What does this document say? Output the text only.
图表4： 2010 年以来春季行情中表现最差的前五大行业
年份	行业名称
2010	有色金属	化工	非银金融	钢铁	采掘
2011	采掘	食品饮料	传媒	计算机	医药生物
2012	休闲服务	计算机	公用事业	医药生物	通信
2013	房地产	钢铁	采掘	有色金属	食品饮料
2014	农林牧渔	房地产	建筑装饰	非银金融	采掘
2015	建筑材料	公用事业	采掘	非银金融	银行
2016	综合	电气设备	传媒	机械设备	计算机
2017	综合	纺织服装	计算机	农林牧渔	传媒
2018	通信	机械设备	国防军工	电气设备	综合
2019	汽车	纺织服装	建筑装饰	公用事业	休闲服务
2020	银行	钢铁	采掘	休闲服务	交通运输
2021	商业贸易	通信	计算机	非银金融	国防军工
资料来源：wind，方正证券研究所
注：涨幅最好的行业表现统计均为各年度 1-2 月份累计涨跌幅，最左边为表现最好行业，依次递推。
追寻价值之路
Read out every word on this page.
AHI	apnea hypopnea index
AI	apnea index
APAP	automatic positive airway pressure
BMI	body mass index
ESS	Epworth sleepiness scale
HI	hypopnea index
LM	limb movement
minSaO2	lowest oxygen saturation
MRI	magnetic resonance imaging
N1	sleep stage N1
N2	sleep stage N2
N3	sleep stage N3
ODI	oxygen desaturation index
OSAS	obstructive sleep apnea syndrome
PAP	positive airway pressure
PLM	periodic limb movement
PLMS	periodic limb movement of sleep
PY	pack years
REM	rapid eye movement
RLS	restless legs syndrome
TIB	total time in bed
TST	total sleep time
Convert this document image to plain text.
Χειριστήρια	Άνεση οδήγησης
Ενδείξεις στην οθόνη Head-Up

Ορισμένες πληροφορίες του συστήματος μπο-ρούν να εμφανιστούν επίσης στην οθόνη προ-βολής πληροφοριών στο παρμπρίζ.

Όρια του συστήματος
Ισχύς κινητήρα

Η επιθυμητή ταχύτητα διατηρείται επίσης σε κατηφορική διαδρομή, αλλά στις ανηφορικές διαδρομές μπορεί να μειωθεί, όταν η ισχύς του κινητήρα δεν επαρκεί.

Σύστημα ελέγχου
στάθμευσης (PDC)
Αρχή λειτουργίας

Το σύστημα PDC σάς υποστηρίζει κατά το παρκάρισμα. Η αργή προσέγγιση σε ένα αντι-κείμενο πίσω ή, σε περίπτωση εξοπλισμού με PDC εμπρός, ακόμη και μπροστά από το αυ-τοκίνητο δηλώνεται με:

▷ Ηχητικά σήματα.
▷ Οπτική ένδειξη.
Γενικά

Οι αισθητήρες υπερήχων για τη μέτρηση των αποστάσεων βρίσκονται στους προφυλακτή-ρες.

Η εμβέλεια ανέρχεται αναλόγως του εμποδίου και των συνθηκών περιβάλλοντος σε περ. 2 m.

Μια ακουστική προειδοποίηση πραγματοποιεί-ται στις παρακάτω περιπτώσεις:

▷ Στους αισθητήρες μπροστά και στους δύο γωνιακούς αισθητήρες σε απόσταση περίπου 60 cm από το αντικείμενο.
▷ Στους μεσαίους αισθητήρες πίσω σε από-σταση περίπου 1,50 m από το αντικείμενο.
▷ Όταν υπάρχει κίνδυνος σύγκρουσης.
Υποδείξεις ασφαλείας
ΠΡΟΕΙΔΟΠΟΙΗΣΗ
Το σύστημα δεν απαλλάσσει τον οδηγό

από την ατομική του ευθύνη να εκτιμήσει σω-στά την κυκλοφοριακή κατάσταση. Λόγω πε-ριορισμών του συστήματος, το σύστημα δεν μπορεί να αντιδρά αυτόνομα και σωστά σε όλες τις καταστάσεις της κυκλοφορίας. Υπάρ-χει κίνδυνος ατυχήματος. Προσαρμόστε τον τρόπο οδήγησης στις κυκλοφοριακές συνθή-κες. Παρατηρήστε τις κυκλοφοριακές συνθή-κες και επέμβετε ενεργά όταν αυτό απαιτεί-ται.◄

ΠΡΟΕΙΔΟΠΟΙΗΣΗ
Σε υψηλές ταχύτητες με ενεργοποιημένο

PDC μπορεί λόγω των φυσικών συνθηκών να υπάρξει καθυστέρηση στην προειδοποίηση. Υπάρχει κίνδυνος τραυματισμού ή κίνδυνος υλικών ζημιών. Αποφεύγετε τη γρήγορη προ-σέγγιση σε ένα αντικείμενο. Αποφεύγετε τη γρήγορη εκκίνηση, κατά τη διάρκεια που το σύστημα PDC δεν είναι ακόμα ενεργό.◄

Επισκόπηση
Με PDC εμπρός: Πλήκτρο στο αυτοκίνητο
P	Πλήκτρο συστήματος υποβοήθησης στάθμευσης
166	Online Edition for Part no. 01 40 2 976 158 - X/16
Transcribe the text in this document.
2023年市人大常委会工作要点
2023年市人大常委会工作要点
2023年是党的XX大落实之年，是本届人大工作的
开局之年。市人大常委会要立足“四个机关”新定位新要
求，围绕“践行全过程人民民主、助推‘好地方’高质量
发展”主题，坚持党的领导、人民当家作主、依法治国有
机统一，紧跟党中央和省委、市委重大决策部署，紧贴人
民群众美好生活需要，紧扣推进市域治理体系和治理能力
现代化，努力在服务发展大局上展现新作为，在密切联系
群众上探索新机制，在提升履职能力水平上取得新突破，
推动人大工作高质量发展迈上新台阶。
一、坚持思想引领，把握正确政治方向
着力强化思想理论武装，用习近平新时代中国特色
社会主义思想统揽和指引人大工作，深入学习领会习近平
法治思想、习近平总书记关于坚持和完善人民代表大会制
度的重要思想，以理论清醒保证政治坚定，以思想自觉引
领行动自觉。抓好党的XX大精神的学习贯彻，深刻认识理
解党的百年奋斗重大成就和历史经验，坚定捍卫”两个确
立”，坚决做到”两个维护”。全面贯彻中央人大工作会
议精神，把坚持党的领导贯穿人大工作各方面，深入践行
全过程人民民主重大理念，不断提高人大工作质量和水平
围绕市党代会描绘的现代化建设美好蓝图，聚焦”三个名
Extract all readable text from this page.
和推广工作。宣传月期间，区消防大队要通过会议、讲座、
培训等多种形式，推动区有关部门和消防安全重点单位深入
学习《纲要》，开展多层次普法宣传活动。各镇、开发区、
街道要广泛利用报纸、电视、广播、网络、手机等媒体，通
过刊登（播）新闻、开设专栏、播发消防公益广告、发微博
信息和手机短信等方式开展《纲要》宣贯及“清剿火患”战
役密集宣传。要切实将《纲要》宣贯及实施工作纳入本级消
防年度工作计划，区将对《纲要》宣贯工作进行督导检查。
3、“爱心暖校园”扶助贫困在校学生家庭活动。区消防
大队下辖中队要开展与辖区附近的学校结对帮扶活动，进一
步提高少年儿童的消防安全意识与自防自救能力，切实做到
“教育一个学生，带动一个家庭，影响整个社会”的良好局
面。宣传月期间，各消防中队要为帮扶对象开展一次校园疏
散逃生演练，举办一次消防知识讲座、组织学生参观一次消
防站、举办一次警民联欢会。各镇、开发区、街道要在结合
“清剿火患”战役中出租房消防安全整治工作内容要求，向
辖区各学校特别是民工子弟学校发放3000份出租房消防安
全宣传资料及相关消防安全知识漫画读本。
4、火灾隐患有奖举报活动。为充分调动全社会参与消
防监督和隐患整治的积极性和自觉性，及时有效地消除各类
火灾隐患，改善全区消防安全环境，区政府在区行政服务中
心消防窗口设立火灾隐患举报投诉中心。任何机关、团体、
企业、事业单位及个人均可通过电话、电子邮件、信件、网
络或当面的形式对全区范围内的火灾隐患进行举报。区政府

EXERCISE DIRECTIONS:
Print all of the entries again, exactly as written.

EXERCISE SOLUTION:
What does this document say? Output the text only.
图表4： 2010 年以来春季行情中表现最差的前五大行业
年份	行业名称
2010	有色金属	化工	非银金融	钢铁	采掘
2011	采掘	食品饮料	传媒	计算机	医药生物
2012	休闲服务	计算机	公用事业	医药生物	通信
2013	房地产	钢铁	采掘	有色金属	食品饮料
2014	农林牧渔	房地产	建筑装饰	非银金融	采掘
2015	建筑材料	公用事业	采掘	非银金融	银行
2016	综合	电气设备	传媒	机械设备	计算机
2017	综合	纺织服装	计算机	农林牧渔	传媒
2018	通信	机械设备	国防军工	电气设备	综合
2019	汽车	纺织服装	建筑装饰	公用事业	休闲服务
2020	银行	钢铁	采掘	休闲服务	交通运输
2021	商业贸易	通信	计算机	非银金融	国防军工
资料来源：wind，方正证券研究所
注：涨幅最好的行业表现统计均为各年度 1-2 月份累计涨跌幅，最左边为表现最好行业，依次递推。
追寻价值之路
Read out every word on this page.
AHI	apnea hypopnea index
AI	apnea index
APAP	automatic positive airway pressure
BMI	body mass index
ESS	Epworth sleepiness scale
HI	hypopnea index
LM	limb movement
minSaO2	lowest oxygen saturation
MRI	magnetic resonance imaging
N1	sleep stage N1
N2	sleep stage N2
N3	sleep stage N3
ODI	oxygen desaturation index
OSAS	obstructive sleep apnea syndrome
PAP	positive airway pressure
PLM	periodic limb movement
PLMS	periodic limb movement of sleep
PY	pack years
REM	rapid eye movement
RLS	restless legs syndrome
TIB	total time in bed
TST	total sleep time
Convert this document image to plain text.
Χειριστήρια	Άνεση οδήγησης
Ενδείξεις στην οθόνη Head-Up

Ορισμένες πληροφορίες του συστήματος μπο-ρούν να εμφανιστούν επίσης στην οθόνη προ-βολής πληροφοριών στο παρμπρίζ.

Όρια του συστήματος
Ισχύς κινητήρα

Η επιθυμητή ταχύτητα διατηρείται επίσης σε κατηφορική διαδρομή, αλλά στις ανηφορικές διαδρομές μπορεί να μειωθεί, όταν η ισχύς του κινητήρα δεν επαρκεί.

Σύστημα ελέγχου
στάθμευσης (PDC)
Αρχή λειτουργίας

Το σύστημα PDC σάς υποστηρίζει κατά το παρκάρισμα. Η αργή προσέγγιση σε ένα αντι-κείμενο πίσω ή, σε περίπτωση εξοπλισμού με PDC εμπρός, ακόμη και μπροστά από το αυ-τοκίνητο δηλώνεται με:

▷ Ηχητικά σήματα.
▷ Οπτική ένδειξη.
Γενικά

Οι αισθητήρες υπερήχων για τη μέτρηση των αποστάσεων βρίσκονται στους προφυλακτή-ρες.

Η εμβέλεια ανέρχεται αναλόγως του εμποδίου και των συνθηκών περιβάλλοντος σε περ. 2 m.

Μια ακουστική προειδοποίηση πραγματοποιεί-ται στις παρακάτω περιπτώσεις:

▷ Στους αισθητήρες μπροστά και στους δύο γωνιακούς αισθητήρες σε απόσταση περίπου 60 cm από το αντικείμενο.
▷ Στους μεσαίους αισθητήρες πίσω σε από-σταση περίπου 1,50 m από το αντικείμενο.
▷ Όταν υπάρχει κίνδυνος σύγκρουσης.
Υποδείξεις ασφαλείας
ΠΡΟΕΙΔΟΠΟΙΗΣΗ
Το σύστημα δεν απαλλάσσει τον οδηγό

από την ατομική του ευθύνη να εκτιμήσει σω-στά την κυκλοφοριακή κατάσταση. Λόγω πε-ριορισμών του συστήματος, το σύστημα δεν μπορεί να αντιδρά αυτόνομα και σωστά σε όλες τις καταστάσεις της κυκλοφορίας. Υπάρ-χει κίνδυνος ατυχήματος. Προσαρμόστε τον τρόπο οδήγησης στις κυκλοφοριακές συνθή-κες. Παρατηρήστε τις κυκλοφοριακές συνθή-κες και επέμβετε ενεργά όταν αυτό απαιτεί-ται.◄

ΠΡΟΕΙΔΟΠΟΙΗΣΗ
Σε υψηλές ταχύτητες με ενεργοποιημένο

PDC μπορεί λόγω των φυσικών συνθηκών να υπάρξει καθυστέρηση στην προειδοποίηση. Υπάρχει κίνδυνος τραυματισμού ή κίνδυνος υλικών ζημιών. Αποφεύγετε τη γρήγορη προ-σέγγιση σε ένα αντικείμενο. Αποφεύγετε τη γρήγορη εκκίνηση, κατά τη διάρκεια που το σύστημα PDC δεν είναι ακόμα ενεργό.◄

Επισκόπηση
Με PDC εμπρός: Πλήκτρο στο αυτοκίνητο
P	Πλήκτρο συστήματος υποβοήθησης στάθμευσης
166	Online Edition for Part no. 01 40 2 976 158 - X/16
Transcribe the text in this document.
2023年市人大常委会工作要点
2023年市人大常委会工作要点
2023年是党的XX大落实之年，是本届人大工作的
开局之年。市人大常委会要立足“四个机关”新定位新要
求，围绕“践行全过程人民民主、助推‘好地方’高质量
发展”主题，坚持党的领导、人民当家作主、依法治国有
机统一，紧跟党中央和省委、市委重大决策部署，紧贴人
民群众美好生活需要，紧扣推进市域治理体系和治理能力
现代化，努力在服务发展大局上展现新作为，在密切联系
群众上探索新机制，在提升履职能力水平上取得新突破，
推动人大工作高质量发展迈上新台阶。
一、坚持思想引领，把握正确政治方向
着力强化思想理论武装，用习近平新时代中国特色
社会主义思想统揽和指引人大工作，深入学习领会习近平
法治思想、习近平总书记关于坚持和完善人民代表大会制
度的重要思想，以理论清醒保证政治坚定，以思想自觉引
领行动自觉。抓好党的XX大精神的学习贯彻，深刻认识理
解党的百年奋斗重大成就和历史经验，坚定捍卫”两个确
立”，坚决做到”两个维护”。全面贯彻中央人大工作会
议精神，把坚持党的领导贯穿人大工作各方面，深入践行
全过程人民民主重大理念，不断提高人大工作质量和水平
围绕市党代会描绘的现代化建设美好蓝图，聚焦”三个名
Extract all readable text from this page.
和推广工作。宣传月期间，区消防大队要通过会议、讲座、
培训等多种形式，推动区有关部门和消防安全重点单位深入
学习《纲要》，开展多层次普法宣传活动。各镇、开发区、
街道要广泛利用报纸、电视、广播、网络、手机等媒体，通
过刊登（播）新闻、开设专栏、播发消防公益广告、发微博
信息和手机短信等方式开展《纲要》宣贯及“清剿火患”战
役密集宣传。要切实将《纲要》宣贯及实施工作纳入本级消
防年度工作计划，区将对《纲要》宣贯工作进行督导检查。
3、“爱心暖校园”扶助贫困在校学生家庭活动。区消防
大队下辖中队要开展与辖区附近的学校结对帮扶活动，进一
步提高少年儿童的消防安全意识与自防自救能力，切实做到
“教育一个学生，带动一个家庭，影响整个社会”的良好局
面。宣传月期间，各消防中队要为帮扶对象开展一次校园疏
散逃生演练，举办一次消防知识讲座、组织学生参观一次消
防站、举办一次警民联欢会。各镇、开发区、街道要在结合
“清剿火患”战役中出租房消防安全整治工作内容要求，向
辖区各学校特别是民工子弟学校发放3000份出租房消防安
全宣传资料及相关消防安全知识漫画读本。
4、火灾隐患有奖举报活动。为充分调动全社会参与消
防监督和隐患整治的积极性和自觉性，及时有效地消除各类
火灾隐患，改善全区消防安全环境，区政府在区行政服务中
心消防窗口设立火灾隐患举报投诉中心。任何机关、团体、
企业、事业单位及个人均可通过电话、电子邮件、信件、网
络或当面的形式对全区范围内的火灾隐患进行举报。区政府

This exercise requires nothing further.